LISTED RECORDS:
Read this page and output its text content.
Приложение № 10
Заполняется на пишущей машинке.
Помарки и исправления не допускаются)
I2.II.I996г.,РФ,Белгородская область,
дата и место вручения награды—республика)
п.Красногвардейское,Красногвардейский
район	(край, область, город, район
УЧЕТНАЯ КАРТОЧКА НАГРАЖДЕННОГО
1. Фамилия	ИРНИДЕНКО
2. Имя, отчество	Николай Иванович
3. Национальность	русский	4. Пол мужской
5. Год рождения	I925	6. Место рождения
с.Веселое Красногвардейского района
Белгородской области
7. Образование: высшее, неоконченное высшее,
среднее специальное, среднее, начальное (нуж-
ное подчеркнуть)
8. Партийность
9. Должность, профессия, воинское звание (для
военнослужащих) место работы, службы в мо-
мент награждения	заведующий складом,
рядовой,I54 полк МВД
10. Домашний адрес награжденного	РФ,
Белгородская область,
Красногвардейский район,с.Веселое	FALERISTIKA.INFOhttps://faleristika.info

WORK REQUIRED:
Please give back all of the records exactly as written.

RESPONSE BELOW:
Read this page and output its text content.
Приложение № 10
Заполняется на пишущей машинке.
Помарки и исправления не допускаются)
I2.II.I996г.,РФ,Белгородская область,
дата и место вручения награды—республика)
п.Красногвардейское,Красногвардейский
район	(край, область, город, район
УЧЕТНАЯ КАРТОЧКА НАГРАЖДЕННОГО
1. Фамилия	ИРНИДЕНКО
2. Имя, отчество	Николай Иванович
3. Национальность	русский	4. Пол мужской
5. Год рождения	I925	6. Место рождения
с.Веселое Красногвардейского района
Белгородской области
7. Образование: высшее, неоконченное высшее,
среднее специальное, среднее, начальное (нуж-
ное подчеркнуть)
8. Партийность
9. Должность, профессия, воинское звание (для
военнослужащих) место работы, службы в мо-
мент награждения	заведующий складом,
рядовой,I54 полк МВД
10. Домашний адрес награжденного	РФ,
Белгородская область,
Красногвардейский район,с.Веселое	FALERISTIKA.INFOhttps://faleristika.info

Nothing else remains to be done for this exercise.